# Stored data entries
——
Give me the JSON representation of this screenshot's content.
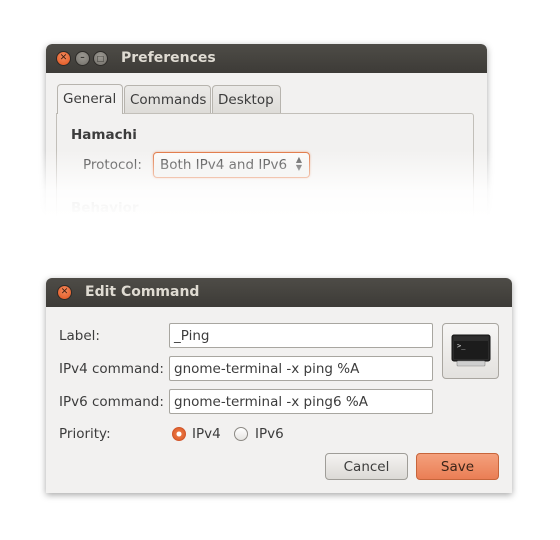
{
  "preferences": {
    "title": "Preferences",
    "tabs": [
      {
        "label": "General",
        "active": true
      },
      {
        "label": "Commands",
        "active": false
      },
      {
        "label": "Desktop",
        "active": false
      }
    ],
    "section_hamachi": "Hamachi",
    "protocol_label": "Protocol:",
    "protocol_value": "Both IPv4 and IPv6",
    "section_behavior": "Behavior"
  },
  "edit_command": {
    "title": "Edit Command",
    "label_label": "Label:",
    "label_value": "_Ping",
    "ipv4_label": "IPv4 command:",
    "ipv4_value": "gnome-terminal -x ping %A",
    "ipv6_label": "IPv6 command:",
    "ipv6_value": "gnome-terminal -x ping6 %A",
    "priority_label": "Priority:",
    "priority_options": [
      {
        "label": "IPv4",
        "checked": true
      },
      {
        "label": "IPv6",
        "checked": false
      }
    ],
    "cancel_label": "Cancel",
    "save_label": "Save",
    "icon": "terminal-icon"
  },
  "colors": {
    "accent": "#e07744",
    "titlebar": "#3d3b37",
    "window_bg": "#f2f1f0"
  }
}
——
# Task brief
Quote in full the listing given above; the images are to be left out.

# Written solution
Give me the JSON representation of this screenshot's content.
{
  "preferences": {
    "title": "Preferences",
    "tabs": [
      {
        "label": "General",
        "active": true
      },
      {
        "label": "Commands",
        "active": false
      },
      {
        "label": "Desktop",
        "active": false
      }
    ],
    "section_hamachi": "Hamachi",
    "protocol_label": "Protocol:",
    "protocol_value": "Both IPv4 and IPv6",
    "section_behavior": "Behavior"
  },
  "edit_command": {
    "title": "Edit Command",
    "label_label": "Label:",
    "label_value": "_Ping",
    "ipv4_label": "IPv4 command:",
    "ipv4_value": "gnome-terminal -x ping %A",
    "ipv6_label": "IPv6 command:",
    "ipv6_value": "gnome-terminal -x ping6 %A",
    "priority_label": "Priority:",
    "priority_options": [
      {
        "label": "IPv4",
        "checked": true
      },
      {
        "label": "IPv6",
        "checked": false
      }
    ],
    "cancel_label": "Cancel",
    "save_label": "Save",
    "icon": "terminal-icon"
  },
  "colors": {
    "accent": "#e07744",
    "titlebar": "#3d3b37",
    "window_bg": "#f2f1f0"
  }
}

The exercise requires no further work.